Restate, word for word, all of the material shown below.

§ **Information provided**:
** Start **
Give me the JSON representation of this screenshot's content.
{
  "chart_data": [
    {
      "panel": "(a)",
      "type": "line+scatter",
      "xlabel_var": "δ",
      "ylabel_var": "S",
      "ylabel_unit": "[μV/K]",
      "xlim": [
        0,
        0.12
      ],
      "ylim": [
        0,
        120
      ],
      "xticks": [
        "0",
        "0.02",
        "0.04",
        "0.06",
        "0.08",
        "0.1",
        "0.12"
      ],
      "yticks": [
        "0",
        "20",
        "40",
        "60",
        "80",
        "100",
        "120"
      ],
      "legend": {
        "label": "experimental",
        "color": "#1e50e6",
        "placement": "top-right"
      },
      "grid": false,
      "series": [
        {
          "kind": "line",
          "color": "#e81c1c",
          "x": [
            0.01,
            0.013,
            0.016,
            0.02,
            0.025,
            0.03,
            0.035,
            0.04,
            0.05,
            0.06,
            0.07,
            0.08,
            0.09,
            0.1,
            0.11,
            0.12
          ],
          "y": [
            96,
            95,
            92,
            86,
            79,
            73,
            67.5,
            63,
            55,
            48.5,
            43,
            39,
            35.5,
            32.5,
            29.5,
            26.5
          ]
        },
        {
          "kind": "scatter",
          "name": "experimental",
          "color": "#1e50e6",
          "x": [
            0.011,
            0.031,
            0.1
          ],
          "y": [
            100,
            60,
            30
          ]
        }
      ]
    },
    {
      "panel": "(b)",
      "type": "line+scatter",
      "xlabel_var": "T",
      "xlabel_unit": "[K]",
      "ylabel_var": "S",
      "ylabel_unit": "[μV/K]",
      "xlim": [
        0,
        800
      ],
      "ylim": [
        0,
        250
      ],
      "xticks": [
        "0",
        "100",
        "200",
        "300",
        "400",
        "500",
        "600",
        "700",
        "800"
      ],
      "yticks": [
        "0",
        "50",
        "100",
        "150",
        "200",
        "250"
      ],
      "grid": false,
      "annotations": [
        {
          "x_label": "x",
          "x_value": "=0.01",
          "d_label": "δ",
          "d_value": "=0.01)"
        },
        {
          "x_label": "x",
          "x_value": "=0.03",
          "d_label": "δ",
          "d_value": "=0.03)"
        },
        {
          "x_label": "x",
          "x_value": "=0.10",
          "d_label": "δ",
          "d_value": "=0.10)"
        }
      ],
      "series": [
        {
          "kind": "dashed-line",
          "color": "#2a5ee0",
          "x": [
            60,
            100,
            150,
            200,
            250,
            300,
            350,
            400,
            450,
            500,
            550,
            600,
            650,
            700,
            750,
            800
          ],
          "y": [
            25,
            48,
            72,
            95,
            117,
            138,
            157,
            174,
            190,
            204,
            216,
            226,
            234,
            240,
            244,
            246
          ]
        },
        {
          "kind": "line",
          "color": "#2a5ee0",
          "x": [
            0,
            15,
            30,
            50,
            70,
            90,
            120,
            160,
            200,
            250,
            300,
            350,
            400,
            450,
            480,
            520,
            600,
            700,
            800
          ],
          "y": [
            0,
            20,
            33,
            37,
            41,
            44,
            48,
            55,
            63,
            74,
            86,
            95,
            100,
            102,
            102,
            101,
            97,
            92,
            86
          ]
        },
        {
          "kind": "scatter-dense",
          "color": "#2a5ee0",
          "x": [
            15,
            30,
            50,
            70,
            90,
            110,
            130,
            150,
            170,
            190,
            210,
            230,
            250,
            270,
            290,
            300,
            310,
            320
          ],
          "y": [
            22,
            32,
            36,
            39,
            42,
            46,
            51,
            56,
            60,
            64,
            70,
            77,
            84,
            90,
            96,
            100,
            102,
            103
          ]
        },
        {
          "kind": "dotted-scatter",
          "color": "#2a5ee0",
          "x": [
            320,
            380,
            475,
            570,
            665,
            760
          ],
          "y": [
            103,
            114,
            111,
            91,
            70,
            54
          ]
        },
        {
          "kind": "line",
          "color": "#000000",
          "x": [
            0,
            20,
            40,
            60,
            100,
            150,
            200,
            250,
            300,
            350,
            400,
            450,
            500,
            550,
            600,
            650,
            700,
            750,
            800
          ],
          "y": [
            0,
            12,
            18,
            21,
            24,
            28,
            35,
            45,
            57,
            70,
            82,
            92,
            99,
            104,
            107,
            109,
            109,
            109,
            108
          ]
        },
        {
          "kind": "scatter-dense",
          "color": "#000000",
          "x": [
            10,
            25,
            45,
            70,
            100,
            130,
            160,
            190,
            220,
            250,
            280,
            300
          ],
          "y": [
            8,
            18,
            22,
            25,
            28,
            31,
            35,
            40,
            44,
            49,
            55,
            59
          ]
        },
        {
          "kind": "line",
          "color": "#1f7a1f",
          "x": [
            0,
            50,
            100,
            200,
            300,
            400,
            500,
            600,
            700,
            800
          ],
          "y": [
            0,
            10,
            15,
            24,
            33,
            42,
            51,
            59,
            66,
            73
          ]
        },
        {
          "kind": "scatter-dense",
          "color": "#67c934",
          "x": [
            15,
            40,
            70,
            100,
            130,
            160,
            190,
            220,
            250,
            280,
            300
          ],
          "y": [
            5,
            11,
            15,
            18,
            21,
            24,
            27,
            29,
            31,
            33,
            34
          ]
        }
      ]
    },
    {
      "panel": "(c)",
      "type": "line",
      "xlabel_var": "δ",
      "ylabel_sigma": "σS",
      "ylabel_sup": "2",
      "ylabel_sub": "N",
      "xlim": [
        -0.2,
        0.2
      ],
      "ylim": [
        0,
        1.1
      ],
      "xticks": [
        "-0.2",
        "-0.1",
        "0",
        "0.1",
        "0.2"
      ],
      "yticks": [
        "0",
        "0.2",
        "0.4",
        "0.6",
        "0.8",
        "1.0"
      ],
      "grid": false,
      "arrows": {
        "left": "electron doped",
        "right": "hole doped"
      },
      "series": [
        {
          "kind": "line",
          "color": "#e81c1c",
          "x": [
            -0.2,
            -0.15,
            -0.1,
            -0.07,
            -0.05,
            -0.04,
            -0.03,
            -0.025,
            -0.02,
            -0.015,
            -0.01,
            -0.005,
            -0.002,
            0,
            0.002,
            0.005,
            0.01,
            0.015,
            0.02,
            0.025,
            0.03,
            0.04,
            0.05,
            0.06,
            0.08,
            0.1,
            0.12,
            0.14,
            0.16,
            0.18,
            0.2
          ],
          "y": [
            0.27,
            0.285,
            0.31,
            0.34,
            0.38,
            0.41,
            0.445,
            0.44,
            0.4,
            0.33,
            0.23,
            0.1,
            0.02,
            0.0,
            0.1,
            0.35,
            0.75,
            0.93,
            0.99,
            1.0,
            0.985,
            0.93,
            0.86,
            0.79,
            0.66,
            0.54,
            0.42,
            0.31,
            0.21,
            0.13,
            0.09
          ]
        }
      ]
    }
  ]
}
** End **
§ **Correct response**:
Give me the JSON representation of this screenshot's content.
{
  "chart_data": [
    {
      "panel": "(a)",
      "type": "line+scatter",
      "xlabel_var": "δ",
      "ylabel_var": "S",
      "ylabel_unit": "[μV/K]",
      "xlim": [
        0,
        0.12
      ],
      "ylim": [
        0,
        120
      ],
      "xticks": [
        "0",
        "0.02",
        "0.04",
        "0.06",
        "0.08",
        "0.1",
        "0.12"
      ],
      "yticks": [
        "0",
        "20",
        "40",
        "60",
        "80",
        "100",
        "120"
      ],
      "legend": {
        "label": "experimental",
        "color": "#1e50e6",
        "placement": "top-right"
      },
      "grid": false,
      "series": [
        {
          "kind": "line",
          "color": "#e81c1c",
          "x": [
            0.01,
            0.013,
            0.016,
            0.02,
            0.025,
            0.03,
            0.035,
            0.04,
            0.05,
            0.06,
            0.07,
            0.08,
            0.09,
            0.1,
            0.11,
            0.12
          ],
          "y": [
            96,
            95,
            92,
            86,
            79,
            73,
            67.5,
            63,
            55,
            48.5,
            43,
            39,
            35.5,
            32.5,
            29.5,
            26.5
          ]
        },
        {
          "kind": "scatter",
          "name": "experimental",
          "color": "#1e50e6",
          "x": [
            0.011,
            0.031,
            0.1
          ],
          "y": [
            100,
            60,
            30
          ]
        }
      ]
    },
    {
      "panel": "(b)",
      "type": "line+scatter",
      "xlabel_var": "T",
      "xlabel_unit": "[K]",
      "ylabel_var": "S",
      "ylabel_unit": "[μV/K]",
      "xlim": [
        0,
        800
      ],
      "ylim": [
        0,
        250
      ],
      "xticks": [
        "0",
        "100",
        "200",
        "300",
        "400",
        "500",
        "600",
        "700",
        "800"
      ],
      "yticks": [
        "0",
        "50",
        "100",
        "150",
        "200",
        "250"
      ],
      "grid": false,
      "annotations": [
        {
          "x_label": "x",
          "x_value": "=0.01",
          "d_label": "δ",
          "d_value": "=0.01)"
        },
        {
          "x_label": "x",
          "x_value": "=0.03",
          "d_label": "δ",
          "d_value": "=0.03)"
        },
        {
          "x_label": "x",
          "x_value": "=0.10",
          "d_label": "δ",
          "d_value": "=0.10)"
        }
      ],
      "series": [
        {
          "kind": "dashed-line",
          "color": "#2a5ee0",
          "x": [
            60,
            100,
            150,
            200,
            250,
            300,
            350,
            400,
            450,
            500,
            550,
            600,
            650,
            700,
            750,
            800
          ],
          "y": [
            25,
            48,
            72,
            95,
            117,
            138,
            157,
            174,
            190,
            204,
            216,
            226,
            234,
            240,
            244,
            246
          ]
        },
        {
          "kind": "line",
          "color": "#2a5ee0",
          "x": [
            0,
            15,
            30,
            50,
            70,
            90,
            120,
            160,
            200,
            250,
            300,
            350,
            400,
            450,
            480,
            520,
            600,
            700,
            800
          ],
          "y": [
            0,
            20,
            33,
            37,
            41,
            44,
            48,
            55,
            63,
            74,
            86,
            95,
            100,
            102,
            102,
            101,
            97,
            92,
            86
          ]
        },
        {
          "kind": "scatter-dense",
          "color": "#2a5ee0",
          "x": [
            15,
            30,
            50,
            70,
            90,
            110,
            130,
            150,
            170,
            190,
            210,
            230,
            250,
            270,
            290,
            300,
            310,
            320
          ],
          "y": [
            22,
            32,
            36,
            39,
            42,
            46,
            51,
            56,
            60,
            64,
            70,
            77,
            84,
            90,
            96,
            100,
            102,
            103
          ]
        },
        {
          "kind": "dotted-scatter",
          "color": "#2a5ee0",
          "x": [
            320,
            380,
            475,
            570,
            665,
            760
          ],
          "y": [
            103,
            114,
            111,
            91,
            70,
            54
          ]
        },
        {
          "kind": "line",
          "color": "#000000",
          "x": [
            0,
            20,
            40,
            60,
            100,
            150,
            200,
            250,
            300,
            350,
            400,
            450,
            500,
            550,
            600,
            650,
            700,
            750,
            800
          ],
          "y": [
            0,
            12,
            18,
            21,
            24,
            28,
            35,
            45,
            57,
            70,
            82,
            92,
            99,
            104,
            107,
            109,
            109,
            109,
            108
          ]
        },
        {
          "kind": "scatter-dense",
          "color": "#000000",
          "x": [
            10,
            25,
            45,
            70,
            100,
            130,
            160,
            190,
            220,
            250,
            280,
            300
          ],
          "y": [
            8,
            18,
            22,
            25,
            28,
            31,
            35,
            40,
            44,
            49,
            55,
            59
          ]
        },
        {
          "kind": "line",
          "color": "#1f7a1f",
          "x": [
            0,
            50,
            100,
            200,
            300,
            400,
            500,
            600,
            700,
            800
          ],
          "y": [
            0,
            10,
            15,
            24,
            33,
            42,
            51,
            59,
            66,
            73
          ]
        },
        {
          "kind": "scatter-dense",
          "color": "#67c934",
          "x": [
            15,
            40,
            70,
            100,
            130,
            160,
            190,
            220,
            250,
            280,
            300
          ],
          "y": [
            5,
            11,
            15,
            18,
            21,
            24,
            27,
            29,
            31,
            33,
            34
          ]
        }
      ]
    },
    {
      "panel": "(c)",
      "type": "line",
      "xlabel_var": "δ",
      "ylabel_sigma": "σS",
      "ylabel_sup": "2",
      "ylabel_sub": "N",
      "xlim": [
        -0.2,
        0.2
      ],
      "ylim": [
        0,
        1.1
      ],
      "xticks": [
        "-0.2",
        "-0.1",
        "0",
        "0.1",
        "0.2"
      ],
      "yticks": [
        "0",
        "0.2",
        "0.4",
        "0.6",
        "0.8",
        "1.0"
      ],
      "grid": false,
      "arrows": {
        "left": "electron doped",
        "right": "hole doped"
      },
      "series": [
        {
          "kind": "line",
          "color": "#e81c1c",
          "x": [
            -0.2,
            -0.15,
            -0.1,
            -0.07,
            -0.05,
            -0.04,
            -0.03,
            -0.025,
            -0.02,
            -0.015,
            -0.01,
            -0.005,
            -0.002,
            0,
            0.002,
            0.005,
            0.01,
            0.015,
            0.02,
            0.025,
            0.03,
            0.04,
            0.05,
            0.06,
            0.08,
            0.1,
            0.12,
            0.14,
            0.16,
            0.18,
            0.2
          ],
          "y": [
            0.27,
            0.285,
            0.31,
            0.34,
            0.38,
            0.41,
            0.445,
            0.44,
            0.4,
            0.33,
            0.23,
            0.1,
            0.02,
            0.0,
            0.1,
            0.35,
            0.75,
            0.93,
            0.99,
            1.0,
            0.985,
            0.93,
            0.86,
            0.79,
            0.66,
            0.54,
            0.42,
            0.31,
            0.21,
            0.13,
            0.09
          ]
        }
      ]
    }
  ]
}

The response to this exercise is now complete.